#### LISTED ENTRIES:

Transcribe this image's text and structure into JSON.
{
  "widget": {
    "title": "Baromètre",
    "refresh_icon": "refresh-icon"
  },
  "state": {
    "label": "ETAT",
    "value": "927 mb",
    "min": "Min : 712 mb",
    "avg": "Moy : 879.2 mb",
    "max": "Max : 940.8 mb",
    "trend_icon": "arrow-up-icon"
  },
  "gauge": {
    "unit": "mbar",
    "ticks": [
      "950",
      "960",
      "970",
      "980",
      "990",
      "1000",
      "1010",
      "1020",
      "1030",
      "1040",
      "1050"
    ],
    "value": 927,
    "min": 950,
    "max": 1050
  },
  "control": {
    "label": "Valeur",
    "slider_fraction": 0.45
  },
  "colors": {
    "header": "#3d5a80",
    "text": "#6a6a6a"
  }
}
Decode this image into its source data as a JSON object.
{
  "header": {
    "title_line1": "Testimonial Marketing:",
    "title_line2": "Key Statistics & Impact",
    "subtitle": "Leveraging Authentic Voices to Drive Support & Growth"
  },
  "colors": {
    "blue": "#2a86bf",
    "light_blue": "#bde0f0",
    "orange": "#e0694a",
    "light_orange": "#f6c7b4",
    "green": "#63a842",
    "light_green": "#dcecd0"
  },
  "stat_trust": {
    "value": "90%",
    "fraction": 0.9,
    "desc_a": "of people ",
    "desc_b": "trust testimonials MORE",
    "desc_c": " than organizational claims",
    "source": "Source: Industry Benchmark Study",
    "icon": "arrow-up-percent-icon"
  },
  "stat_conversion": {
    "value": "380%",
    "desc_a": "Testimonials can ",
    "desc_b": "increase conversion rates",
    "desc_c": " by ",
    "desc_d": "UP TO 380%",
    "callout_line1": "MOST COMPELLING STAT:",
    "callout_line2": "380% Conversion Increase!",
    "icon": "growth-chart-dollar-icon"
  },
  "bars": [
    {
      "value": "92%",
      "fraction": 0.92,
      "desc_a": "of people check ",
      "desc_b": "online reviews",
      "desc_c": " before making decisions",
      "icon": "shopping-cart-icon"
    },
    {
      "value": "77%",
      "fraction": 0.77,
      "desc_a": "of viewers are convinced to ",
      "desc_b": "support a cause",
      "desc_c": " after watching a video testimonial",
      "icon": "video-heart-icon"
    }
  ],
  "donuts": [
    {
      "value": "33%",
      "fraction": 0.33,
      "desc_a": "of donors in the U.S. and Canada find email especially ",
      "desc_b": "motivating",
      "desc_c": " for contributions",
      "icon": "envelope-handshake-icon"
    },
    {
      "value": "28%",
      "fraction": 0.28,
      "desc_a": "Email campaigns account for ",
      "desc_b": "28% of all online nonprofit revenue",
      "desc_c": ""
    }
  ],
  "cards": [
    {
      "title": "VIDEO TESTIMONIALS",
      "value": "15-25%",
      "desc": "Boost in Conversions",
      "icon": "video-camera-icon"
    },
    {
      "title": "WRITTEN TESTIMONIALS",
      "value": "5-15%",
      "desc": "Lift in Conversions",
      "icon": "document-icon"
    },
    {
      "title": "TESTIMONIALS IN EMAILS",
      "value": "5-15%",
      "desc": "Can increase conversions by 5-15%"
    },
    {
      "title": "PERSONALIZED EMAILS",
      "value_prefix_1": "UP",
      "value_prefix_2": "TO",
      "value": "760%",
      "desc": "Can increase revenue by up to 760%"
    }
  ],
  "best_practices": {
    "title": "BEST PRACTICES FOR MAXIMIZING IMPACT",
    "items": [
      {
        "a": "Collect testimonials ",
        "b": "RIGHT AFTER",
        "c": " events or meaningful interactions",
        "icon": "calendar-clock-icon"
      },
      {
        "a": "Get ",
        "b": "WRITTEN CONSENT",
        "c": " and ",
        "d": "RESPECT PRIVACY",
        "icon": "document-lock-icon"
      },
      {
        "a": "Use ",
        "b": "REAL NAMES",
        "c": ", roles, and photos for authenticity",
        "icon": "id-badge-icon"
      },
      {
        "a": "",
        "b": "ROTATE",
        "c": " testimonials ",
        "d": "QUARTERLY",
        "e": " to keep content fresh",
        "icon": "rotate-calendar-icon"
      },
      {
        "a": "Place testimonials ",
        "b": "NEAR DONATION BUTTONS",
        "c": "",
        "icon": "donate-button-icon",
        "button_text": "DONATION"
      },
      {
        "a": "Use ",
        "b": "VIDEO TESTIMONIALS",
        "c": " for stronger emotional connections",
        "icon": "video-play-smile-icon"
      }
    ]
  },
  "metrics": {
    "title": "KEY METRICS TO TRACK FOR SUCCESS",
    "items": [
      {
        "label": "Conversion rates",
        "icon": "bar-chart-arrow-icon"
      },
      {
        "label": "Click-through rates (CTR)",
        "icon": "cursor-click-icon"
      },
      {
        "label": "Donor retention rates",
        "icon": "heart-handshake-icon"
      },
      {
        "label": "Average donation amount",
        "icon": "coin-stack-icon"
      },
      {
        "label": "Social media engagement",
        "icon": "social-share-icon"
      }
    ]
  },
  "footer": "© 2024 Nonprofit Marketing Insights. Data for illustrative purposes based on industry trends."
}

#### THE TASK:
From the entries above, return each line with the word "into" in it.

#### CORRECT ANSWER:
Transcribe this image's text and structure into JSON.
Decode this image into its source data as a JSON object.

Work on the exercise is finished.